┌──
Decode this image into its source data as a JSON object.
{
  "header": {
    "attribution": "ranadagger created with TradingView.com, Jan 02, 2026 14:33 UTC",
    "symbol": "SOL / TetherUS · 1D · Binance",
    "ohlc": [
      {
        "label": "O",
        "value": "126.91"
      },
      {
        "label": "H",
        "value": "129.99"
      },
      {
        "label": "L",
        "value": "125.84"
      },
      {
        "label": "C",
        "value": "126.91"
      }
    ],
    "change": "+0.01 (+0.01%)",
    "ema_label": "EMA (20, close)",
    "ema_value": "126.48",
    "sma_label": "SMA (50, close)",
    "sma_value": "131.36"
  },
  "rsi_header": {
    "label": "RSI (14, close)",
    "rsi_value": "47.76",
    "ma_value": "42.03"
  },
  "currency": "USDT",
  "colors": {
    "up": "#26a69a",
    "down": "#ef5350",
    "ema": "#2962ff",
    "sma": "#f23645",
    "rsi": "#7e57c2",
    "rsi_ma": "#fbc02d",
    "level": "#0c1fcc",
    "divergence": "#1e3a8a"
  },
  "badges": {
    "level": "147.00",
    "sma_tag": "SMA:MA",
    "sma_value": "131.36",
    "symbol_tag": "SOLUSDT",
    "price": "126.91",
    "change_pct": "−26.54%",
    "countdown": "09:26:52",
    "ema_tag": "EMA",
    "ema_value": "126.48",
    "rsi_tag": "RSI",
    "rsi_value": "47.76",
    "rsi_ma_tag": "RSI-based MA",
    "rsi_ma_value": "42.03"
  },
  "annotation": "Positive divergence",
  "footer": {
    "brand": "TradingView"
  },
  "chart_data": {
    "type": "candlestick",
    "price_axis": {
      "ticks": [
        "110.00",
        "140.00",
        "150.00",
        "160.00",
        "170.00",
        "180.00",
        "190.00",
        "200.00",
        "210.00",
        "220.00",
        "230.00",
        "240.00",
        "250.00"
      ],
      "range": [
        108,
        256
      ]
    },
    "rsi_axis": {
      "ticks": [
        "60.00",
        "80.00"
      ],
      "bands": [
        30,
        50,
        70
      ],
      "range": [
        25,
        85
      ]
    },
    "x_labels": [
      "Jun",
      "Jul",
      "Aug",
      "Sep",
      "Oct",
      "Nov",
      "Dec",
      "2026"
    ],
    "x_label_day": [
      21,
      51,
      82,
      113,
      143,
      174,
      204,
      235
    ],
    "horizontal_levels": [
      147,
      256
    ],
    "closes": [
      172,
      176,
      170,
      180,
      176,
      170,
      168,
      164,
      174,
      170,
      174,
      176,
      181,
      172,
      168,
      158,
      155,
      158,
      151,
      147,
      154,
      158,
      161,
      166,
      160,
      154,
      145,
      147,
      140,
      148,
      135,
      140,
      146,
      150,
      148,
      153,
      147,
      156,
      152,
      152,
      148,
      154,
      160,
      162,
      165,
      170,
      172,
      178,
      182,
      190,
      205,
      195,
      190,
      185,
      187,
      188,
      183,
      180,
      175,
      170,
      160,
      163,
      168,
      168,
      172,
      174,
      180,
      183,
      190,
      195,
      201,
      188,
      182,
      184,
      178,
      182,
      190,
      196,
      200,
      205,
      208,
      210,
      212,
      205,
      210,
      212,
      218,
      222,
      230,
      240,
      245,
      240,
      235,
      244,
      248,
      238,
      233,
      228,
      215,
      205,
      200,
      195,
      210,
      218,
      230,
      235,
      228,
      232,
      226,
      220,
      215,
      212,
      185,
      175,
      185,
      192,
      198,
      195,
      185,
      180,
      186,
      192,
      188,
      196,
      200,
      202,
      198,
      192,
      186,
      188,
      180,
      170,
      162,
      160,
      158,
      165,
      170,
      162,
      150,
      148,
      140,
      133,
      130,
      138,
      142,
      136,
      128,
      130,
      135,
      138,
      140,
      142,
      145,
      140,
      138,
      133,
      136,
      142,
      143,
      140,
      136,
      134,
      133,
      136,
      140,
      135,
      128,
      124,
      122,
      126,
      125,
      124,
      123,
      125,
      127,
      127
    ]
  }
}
└──
Go over the records above line by line and count those holding the word "divergence". Reply only with the number.

The completed task: 2